-- MATERIALS PROVIDED --
** start **
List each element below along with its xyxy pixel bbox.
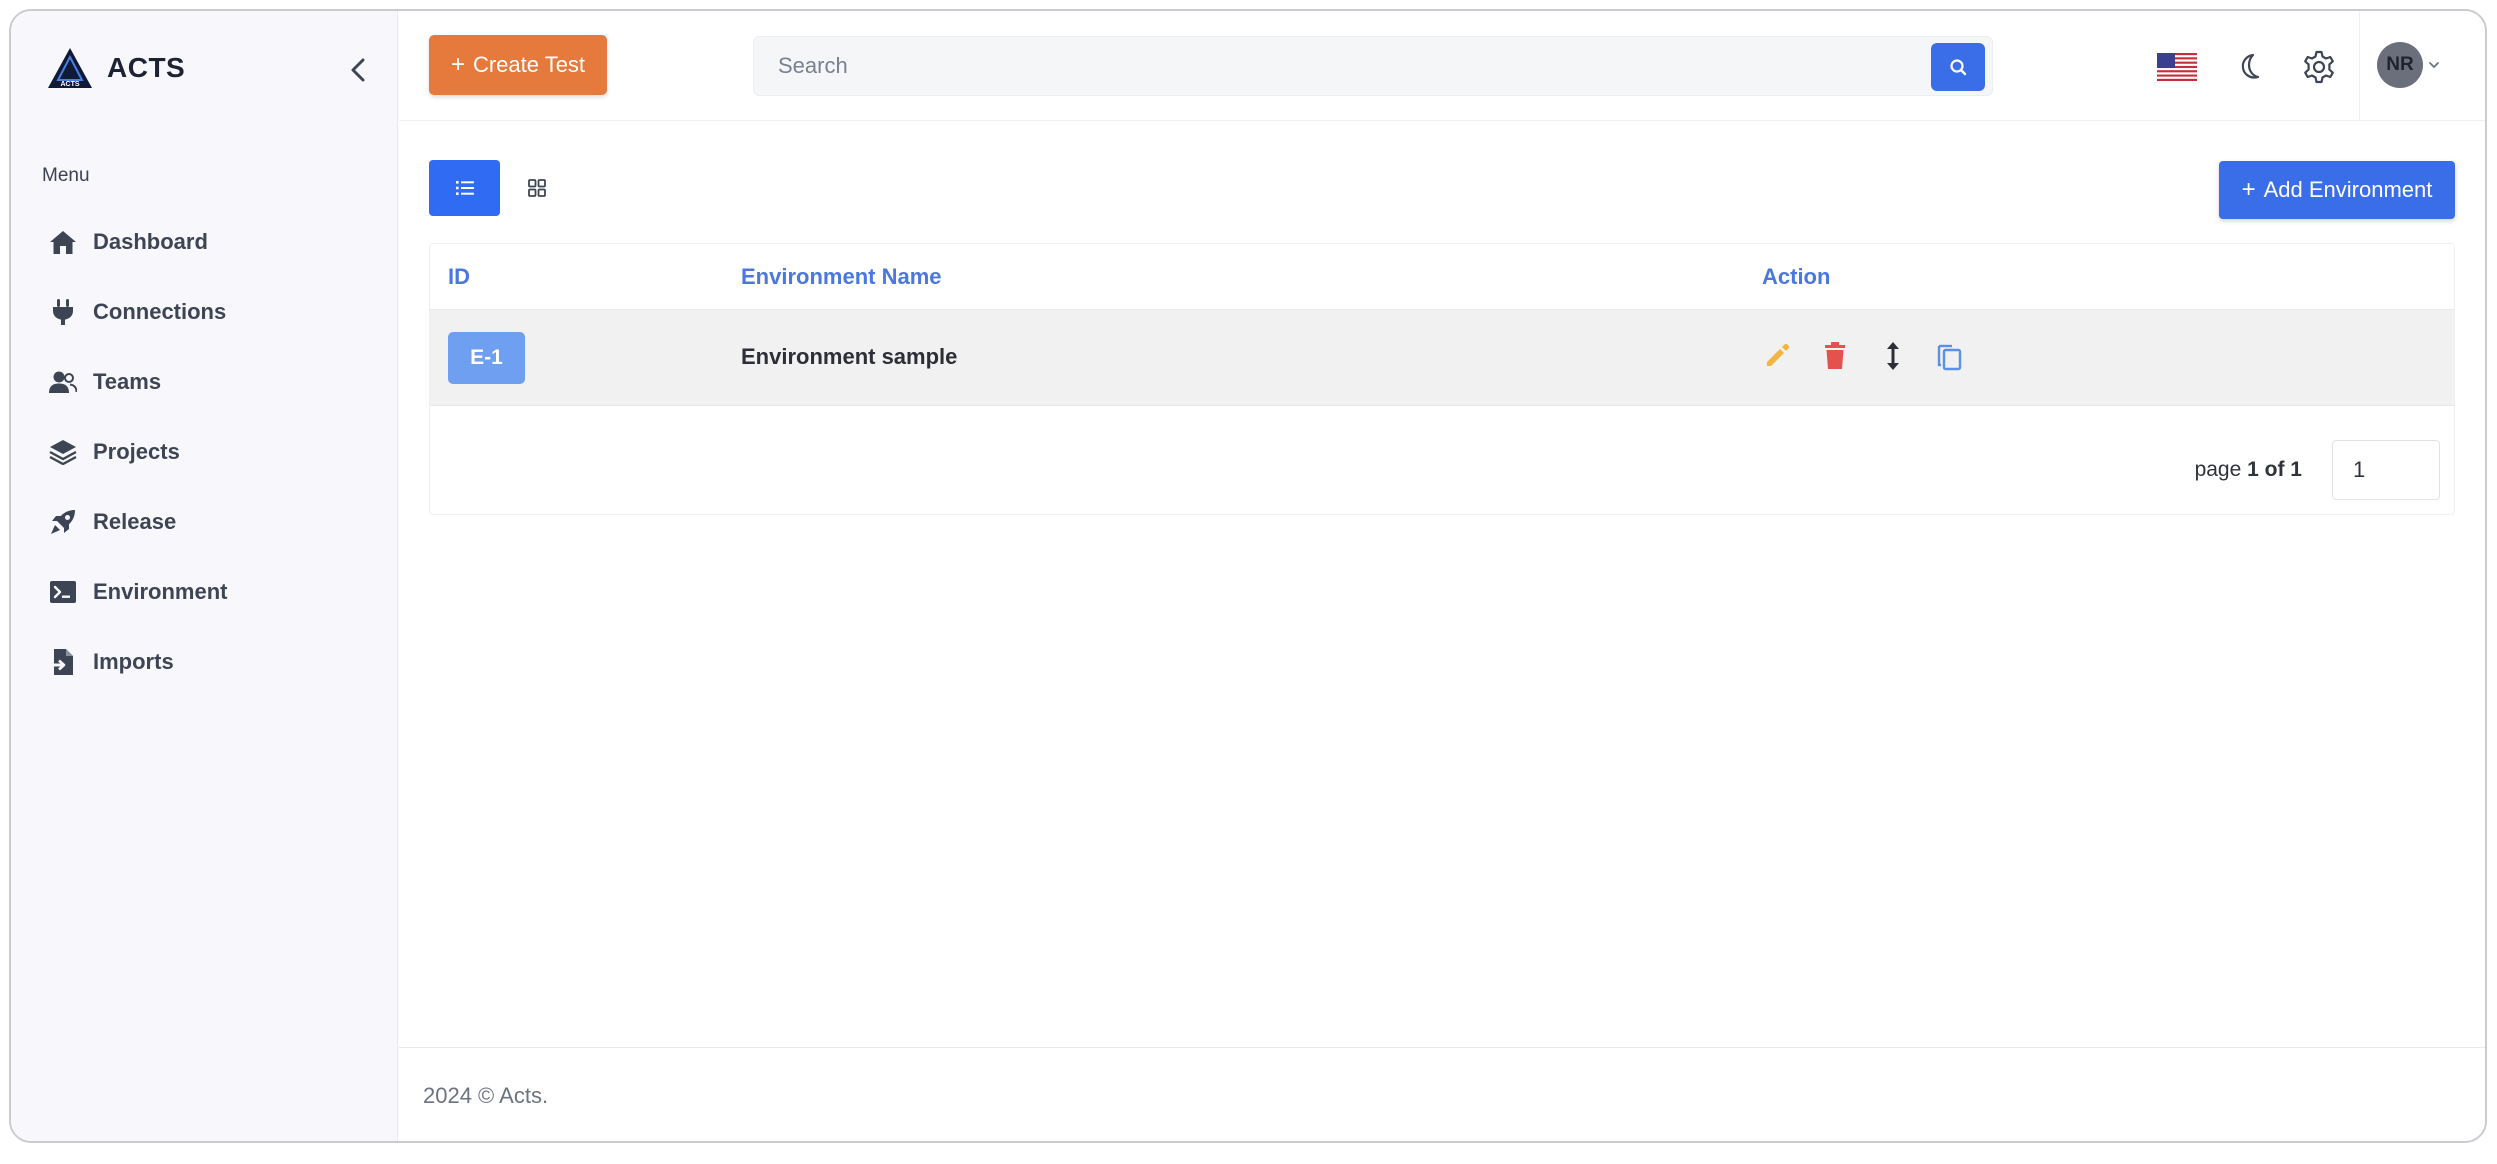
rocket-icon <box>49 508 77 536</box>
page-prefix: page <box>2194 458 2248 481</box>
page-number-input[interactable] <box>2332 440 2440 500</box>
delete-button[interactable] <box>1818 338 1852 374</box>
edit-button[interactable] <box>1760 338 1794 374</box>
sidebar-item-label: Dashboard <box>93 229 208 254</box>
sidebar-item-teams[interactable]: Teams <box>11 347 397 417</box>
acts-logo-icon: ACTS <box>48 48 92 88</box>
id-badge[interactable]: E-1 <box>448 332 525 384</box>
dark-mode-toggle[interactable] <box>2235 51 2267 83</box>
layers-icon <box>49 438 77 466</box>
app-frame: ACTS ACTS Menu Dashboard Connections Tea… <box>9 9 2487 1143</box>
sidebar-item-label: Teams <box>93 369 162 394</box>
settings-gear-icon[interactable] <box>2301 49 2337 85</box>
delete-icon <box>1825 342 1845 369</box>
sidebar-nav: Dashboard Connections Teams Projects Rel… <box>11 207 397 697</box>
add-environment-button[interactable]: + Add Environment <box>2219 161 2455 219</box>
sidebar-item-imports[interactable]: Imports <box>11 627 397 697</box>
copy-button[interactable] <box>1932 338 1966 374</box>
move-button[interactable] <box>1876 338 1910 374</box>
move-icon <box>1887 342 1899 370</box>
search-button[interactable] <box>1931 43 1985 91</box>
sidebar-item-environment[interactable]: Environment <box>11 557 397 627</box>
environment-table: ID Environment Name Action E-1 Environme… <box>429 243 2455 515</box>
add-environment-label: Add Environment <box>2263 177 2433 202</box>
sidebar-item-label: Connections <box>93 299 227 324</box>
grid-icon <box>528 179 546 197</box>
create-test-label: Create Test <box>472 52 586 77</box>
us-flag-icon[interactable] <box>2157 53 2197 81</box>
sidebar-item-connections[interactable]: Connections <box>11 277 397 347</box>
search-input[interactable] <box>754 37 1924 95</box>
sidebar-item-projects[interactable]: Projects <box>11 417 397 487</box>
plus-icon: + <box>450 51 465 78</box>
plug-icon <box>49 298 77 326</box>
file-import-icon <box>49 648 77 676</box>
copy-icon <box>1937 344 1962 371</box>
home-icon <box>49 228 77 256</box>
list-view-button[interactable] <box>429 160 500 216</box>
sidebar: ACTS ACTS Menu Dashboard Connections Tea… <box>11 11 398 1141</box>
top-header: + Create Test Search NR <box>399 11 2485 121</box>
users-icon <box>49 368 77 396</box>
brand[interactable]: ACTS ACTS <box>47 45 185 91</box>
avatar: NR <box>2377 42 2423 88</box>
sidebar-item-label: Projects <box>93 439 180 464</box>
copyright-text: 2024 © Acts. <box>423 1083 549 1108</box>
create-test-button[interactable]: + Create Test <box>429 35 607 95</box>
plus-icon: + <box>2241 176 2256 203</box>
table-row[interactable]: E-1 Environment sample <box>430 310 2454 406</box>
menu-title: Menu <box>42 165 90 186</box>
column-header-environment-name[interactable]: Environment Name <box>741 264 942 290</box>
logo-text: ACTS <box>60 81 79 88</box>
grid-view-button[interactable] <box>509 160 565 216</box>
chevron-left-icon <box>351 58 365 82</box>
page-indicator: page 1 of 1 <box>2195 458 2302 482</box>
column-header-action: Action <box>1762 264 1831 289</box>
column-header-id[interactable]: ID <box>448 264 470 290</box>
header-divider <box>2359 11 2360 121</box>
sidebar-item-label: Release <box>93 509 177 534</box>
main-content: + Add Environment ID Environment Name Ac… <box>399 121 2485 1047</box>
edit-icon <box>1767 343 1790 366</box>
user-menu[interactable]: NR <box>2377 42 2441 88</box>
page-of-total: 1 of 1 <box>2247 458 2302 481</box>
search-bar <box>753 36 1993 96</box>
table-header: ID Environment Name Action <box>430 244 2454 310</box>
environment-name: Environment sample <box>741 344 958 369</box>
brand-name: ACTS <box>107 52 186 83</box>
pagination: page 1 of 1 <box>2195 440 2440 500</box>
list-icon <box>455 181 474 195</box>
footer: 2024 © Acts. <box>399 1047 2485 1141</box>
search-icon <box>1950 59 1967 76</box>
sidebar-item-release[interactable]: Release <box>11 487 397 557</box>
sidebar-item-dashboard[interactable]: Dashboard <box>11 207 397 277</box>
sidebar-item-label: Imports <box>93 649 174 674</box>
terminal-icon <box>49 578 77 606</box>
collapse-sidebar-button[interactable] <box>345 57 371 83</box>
** end **
Copy all of the lines above word for word, but leave out the picture.

List each element below along with its xyxy pixel bbox.
rocket-icon <box>49 508 77 536</box>
page-prefix: page <box>2194 458 2248 481</box>
page-number-input[interactable] <box>2332 440 2440 500</box>
delete-button[interactable] <box>1818 338 1852 374</box>
edit-button[interactable] <box>1760 338 1794 374</box>
sidebar-item-label: Dashboard <box>93 229 208 254</box>
sidebar-item-teams[interactable]: Teams <box>11 347 397 417</box>
acts-logo-icon: ACTS <box>48 48 92 88</box>
id-badge[interactable]: E-1 <box>448 332 525 384</box>
dark-mode-toggle[interactable] <box>2235 51 2267 83</box>
layers-icon <box>49 438 77 466</box>
app-frame: ACTS ACTS Menu Dashboard Connections Tea… <box>9 9 2487 1143</box>
sidebar-item-label: Teams <box>93 369 162 394</box>
settings-gear-icon[interactable] <box>2301 49 2337 85</box>
delete-icon <box>1825 342 1845 369</box>
sidebar-nav: Dashboard Connections Teams Projects Rel… <box>11 207 397 697</box>
add-environment-button[interactable]: + Add Environment <box>2219 161 2455 219</box>
sidebar-item-imports[interactable]: Imports <box>11 627 397 697</box>
copy-button[interactable] <box>1932 338 1966 374</box>
move-button[interactable] <box>1876 338 1910 374</box>
move-icon <box>1887 342 1899 370</box>
search-button[interactable] <box>1931 43 1985 91</box>
sidebar-item-environment[interactable]: Environment <box>11 557 397 627</box>
environment-table: ID Environment Name Action E-1 Environme… <box>429 243 2455 515</box>
add-environment-label: Add Environment <box>2263 177 2433 202</box>
sidebar-item-label: Connections <box>93 299 227 324</box>
grid-icon <box>528 179 546 197</box>
create-test-label: Create Test <box>472 52 586 77</box>
us-flag-icon[interactable] <box>2157 53 2197 81</box>
sidebar-item-connections[interactable]: Connections <box>11 277 397 347</box>
search-input[interactable] <box>754 37 1924 95</box>
sidebar-item-projects[interactable]: Projects <box>11 417 397 487</box>
plus-icon: + <box>450 51 465 78</box>
plug-icon <box>49 298 77 326</box>
file-import-icon <box>49 648 77 676</box>
copy-icon <box>1937 344 1962 371</box>
home-icon <box>49 228 77 256</box>
list-view-button[interactable] <box>429 160 500 216</box>
sidebar: ACTS ACTS Menu Dashboard Connections Tea… <box>11 11 398 1141</box>
top-header: + Create Test Search NR <box>399 11 2485 121</box>
users-icon <box>49 368 77 396</box>
brand[interactable]: ACTS ACTS <box>47 45 185 91</box>
avatar: NR <box>2377 42 2423 88</box>
sidebar-item-label: Projects <box>93 439 180 464</box>
copyright-text: 2024 © Acts. <box>423 1083 549 1108</box>
create-test-button[interactable]: + Create Test <box>429 35 607 95</box>
plus-icon: + <box>2241 176 2256 203</box>
table-row[interactable]: E-1 Environment sample <box>430 310 2454 406</box>
menu-title: Menu <box>42 165 90 186</box>
column-header-environment-name[interactable]: Environment Name <box>741 264 942 290</box>
logo-text: ACTS <box>60 81 79 88</box>
grid-view-button[interactable] <box>509 160 565 216</box>
chevron-left-icon <box>351 58 365 82</box>
page-indicator: page 1 of 1 <box>2195 458 2302 482</box>
column-header-action: Action <box>1762 264 1831 289</box>
column-header-id[interactable]: ID <box>448 264 470 290</box>
header-divider <box>2359 11 2360 121</box>
sidebar-item-label: Release <box>93 509 177 534</box>
main-content: + Add Environment ID Environment Name Ac… <box>399 121 2485 1047</box>
edit-icon <box>1767 343 1790 366</box>
user-menu[interactable]: NR <box>2377 42 2441 88</box>
page-of-total: 1 of 1 <box>2247 458 2302 481</box>
search-bar <box>753 36 1993 96</box>
table-header: ID Environment Name Action <box>430 244 2454 310</box>
environment-name: Environment sample <box>741 344 958 369</box>
brand-name: ACTS <box>107 52 186 83</box>
pagination: page 1 of 1 <box>2195 440 2440 500</box>
list-icon <box>455 181 474 195</box>
footer: 2024 © Acts. <box>399 1047 2485 1141</box>
search-icon <box>1950 59 1967 76</box>
sidebar-item-release[interactable]: Release <box>11 487 397 557</box>
sidebar-item-dashboard[interactable]: Dashboard <box>11 207 397 277</box>
sidebar-item-label: Imports <box>93 649 174 674</box>
terminal-icon <box>49 578 77 606</box>
collapse-sidebar-button[interactable] <box>345 57 371 83</box>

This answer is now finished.